[BEGIN DATA SHOWN]
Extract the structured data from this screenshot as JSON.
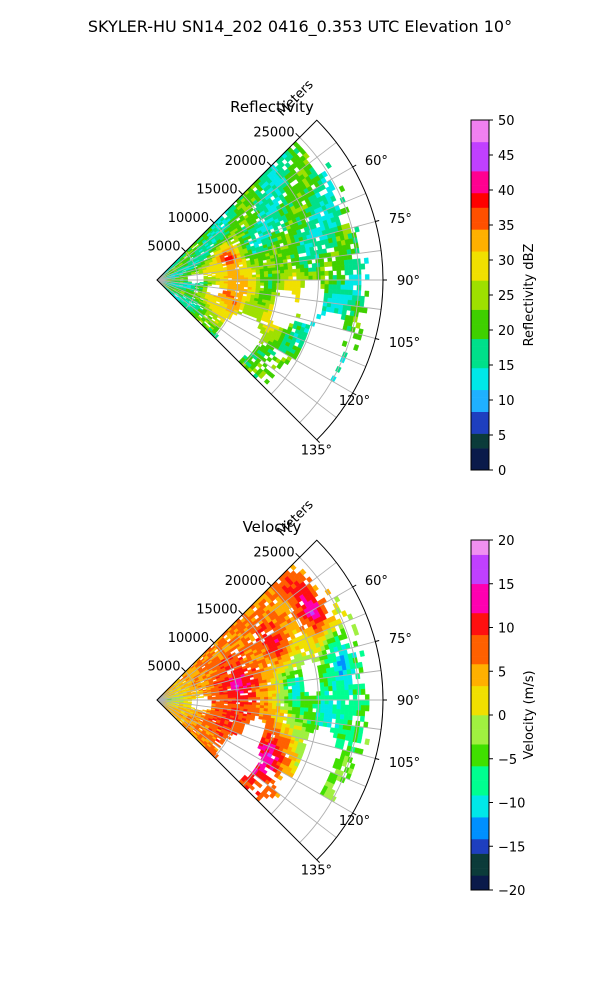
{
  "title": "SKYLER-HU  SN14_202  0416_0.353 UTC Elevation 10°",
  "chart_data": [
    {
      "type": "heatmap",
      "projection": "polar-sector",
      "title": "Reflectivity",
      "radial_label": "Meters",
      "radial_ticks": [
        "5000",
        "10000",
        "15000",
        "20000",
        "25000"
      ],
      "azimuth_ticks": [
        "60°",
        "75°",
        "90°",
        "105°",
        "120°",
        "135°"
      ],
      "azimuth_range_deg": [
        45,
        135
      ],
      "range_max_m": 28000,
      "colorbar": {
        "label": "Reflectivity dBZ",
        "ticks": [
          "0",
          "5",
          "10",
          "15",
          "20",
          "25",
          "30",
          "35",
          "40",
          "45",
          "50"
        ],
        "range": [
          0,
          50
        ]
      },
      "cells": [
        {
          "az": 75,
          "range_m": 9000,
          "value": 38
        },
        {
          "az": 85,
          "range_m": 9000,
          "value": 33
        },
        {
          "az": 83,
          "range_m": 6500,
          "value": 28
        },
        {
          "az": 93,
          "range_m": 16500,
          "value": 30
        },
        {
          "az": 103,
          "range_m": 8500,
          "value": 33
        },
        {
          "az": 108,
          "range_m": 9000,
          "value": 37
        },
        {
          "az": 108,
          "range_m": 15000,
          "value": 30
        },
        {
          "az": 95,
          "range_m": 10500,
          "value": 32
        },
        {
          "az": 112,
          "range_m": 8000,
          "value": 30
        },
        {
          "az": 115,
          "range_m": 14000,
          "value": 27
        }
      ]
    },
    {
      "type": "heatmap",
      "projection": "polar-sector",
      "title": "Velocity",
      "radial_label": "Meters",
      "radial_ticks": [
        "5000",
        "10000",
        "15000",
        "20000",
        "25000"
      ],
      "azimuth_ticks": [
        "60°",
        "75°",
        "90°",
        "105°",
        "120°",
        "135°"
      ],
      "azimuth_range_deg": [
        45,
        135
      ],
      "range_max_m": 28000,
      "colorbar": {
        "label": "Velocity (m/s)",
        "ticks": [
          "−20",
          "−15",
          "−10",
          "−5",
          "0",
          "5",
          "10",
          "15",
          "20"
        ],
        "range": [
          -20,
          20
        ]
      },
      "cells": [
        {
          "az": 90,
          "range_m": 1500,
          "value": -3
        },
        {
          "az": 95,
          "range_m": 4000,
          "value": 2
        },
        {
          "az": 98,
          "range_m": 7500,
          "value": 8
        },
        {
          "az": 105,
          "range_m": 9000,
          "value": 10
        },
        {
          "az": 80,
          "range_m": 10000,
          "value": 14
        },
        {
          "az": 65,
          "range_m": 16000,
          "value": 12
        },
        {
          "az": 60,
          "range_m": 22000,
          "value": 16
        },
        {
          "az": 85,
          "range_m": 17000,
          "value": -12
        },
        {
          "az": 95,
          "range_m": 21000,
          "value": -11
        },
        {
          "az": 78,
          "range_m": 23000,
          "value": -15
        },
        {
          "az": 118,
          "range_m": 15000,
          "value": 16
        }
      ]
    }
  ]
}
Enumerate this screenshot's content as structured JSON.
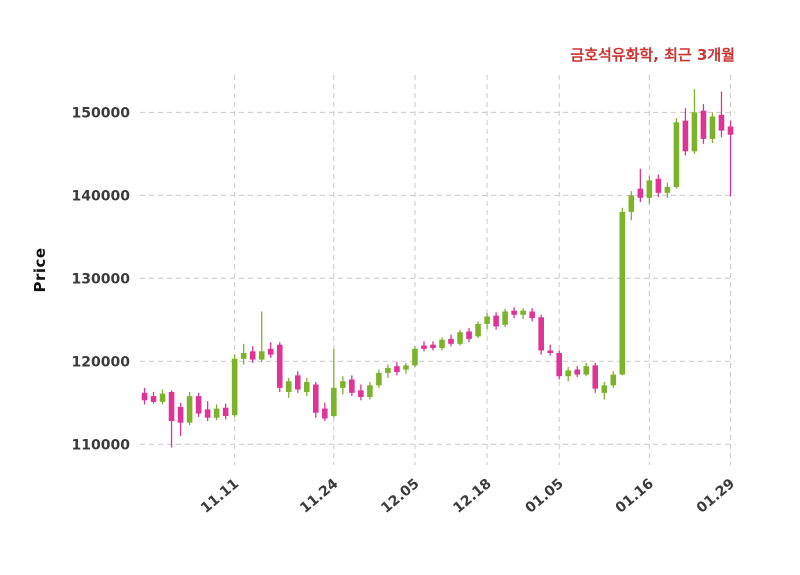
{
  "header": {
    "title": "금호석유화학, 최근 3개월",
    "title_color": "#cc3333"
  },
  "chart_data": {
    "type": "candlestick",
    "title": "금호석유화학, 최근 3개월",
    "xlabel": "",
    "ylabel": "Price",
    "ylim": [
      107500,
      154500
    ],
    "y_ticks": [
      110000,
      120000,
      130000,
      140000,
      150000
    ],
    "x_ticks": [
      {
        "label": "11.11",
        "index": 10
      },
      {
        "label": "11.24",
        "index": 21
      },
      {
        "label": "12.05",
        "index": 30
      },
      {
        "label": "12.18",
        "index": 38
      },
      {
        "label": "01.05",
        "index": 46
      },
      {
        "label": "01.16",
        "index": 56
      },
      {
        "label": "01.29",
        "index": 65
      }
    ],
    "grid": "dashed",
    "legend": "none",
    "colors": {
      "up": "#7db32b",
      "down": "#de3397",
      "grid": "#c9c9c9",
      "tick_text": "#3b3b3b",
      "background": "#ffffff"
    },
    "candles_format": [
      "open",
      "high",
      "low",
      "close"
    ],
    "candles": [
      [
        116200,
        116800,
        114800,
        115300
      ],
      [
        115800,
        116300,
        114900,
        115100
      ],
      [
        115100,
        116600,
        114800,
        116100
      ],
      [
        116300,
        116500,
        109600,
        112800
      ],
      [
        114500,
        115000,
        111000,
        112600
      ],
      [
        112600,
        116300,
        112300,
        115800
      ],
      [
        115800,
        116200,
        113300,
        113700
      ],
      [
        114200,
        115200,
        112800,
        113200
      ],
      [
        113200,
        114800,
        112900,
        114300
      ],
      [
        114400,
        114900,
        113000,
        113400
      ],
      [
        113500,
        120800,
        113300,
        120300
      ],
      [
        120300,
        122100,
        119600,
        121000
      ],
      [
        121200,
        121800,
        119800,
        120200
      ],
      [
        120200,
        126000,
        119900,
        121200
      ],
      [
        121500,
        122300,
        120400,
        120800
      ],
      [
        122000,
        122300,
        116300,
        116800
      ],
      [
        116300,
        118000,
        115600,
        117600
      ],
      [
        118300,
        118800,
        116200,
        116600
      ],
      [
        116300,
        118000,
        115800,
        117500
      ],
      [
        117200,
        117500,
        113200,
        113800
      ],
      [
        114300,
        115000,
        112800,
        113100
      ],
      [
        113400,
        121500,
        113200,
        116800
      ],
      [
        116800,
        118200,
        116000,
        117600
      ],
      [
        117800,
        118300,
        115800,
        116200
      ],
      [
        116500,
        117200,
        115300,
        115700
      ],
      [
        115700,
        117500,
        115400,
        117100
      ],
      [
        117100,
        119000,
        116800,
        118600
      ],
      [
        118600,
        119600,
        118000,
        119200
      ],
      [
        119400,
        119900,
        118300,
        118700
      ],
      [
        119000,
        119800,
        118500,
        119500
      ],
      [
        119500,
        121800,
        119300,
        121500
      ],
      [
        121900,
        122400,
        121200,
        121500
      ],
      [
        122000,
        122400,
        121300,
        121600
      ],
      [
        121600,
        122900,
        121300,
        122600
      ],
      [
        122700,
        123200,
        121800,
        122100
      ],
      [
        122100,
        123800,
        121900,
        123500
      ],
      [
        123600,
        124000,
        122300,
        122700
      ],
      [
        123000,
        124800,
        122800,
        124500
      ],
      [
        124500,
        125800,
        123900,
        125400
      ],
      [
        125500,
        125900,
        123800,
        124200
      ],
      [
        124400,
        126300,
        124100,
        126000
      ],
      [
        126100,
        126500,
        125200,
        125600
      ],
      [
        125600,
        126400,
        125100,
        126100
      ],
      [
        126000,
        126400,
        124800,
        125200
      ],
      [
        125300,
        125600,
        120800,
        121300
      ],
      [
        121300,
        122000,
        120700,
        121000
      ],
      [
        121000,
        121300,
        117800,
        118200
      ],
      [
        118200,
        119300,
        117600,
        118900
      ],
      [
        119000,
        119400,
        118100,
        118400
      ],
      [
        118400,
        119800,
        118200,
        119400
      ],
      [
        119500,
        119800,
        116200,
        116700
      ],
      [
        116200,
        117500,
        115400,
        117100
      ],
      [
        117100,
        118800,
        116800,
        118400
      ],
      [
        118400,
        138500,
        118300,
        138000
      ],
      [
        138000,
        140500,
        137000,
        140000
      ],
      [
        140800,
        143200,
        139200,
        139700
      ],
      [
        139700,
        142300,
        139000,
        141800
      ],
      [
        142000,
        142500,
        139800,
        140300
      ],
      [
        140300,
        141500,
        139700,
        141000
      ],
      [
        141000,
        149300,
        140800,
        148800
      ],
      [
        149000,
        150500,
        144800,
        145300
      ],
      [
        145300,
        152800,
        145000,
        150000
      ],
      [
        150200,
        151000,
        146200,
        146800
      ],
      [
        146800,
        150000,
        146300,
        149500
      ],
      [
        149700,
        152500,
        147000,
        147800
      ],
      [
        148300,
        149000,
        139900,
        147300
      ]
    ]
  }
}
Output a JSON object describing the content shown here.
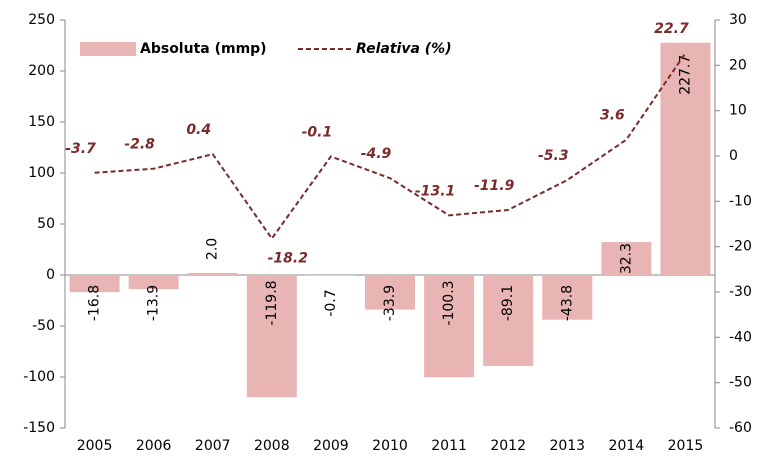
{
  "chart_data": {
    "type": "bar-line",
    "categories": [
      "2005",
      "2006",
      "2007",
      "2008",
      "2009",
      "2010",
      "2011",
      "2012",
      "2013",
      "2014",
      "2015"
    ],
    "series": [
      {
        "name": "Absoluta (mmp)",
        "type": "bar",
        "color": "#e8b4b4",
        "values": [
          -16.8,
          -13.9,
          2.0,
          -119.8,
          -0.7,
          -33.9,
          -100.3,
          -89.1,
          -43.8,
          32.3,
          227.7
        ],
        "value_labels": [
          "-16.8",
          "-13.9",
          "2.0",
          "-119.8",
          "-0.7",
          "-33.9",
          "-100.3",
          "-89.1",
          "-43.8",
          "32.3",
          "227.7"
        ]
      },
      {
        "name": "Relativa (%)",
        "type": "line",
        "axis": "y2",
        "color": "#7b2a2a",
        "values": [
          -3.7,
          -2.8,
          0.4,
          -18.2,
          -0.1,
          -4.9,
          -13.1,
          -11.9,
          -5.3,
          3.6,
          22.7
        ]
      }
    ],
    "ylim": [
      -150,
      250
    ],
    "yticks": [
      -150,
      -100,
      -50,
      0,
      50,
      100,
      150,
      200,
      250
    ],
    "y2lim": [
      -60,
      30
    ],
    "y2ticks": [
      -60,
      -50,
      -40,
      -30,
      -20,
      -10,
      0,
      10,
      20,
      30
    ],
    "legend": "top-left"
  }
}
[END DATA SHOWN]
◆ **TASK DETAILS**: Collect every line with the string "content" from the records, and copy each.

◆ **SOLVED EXERCISE**:
Enumerate this screenshot's content as structured JSON.
Output a JSON object describing the content shown here.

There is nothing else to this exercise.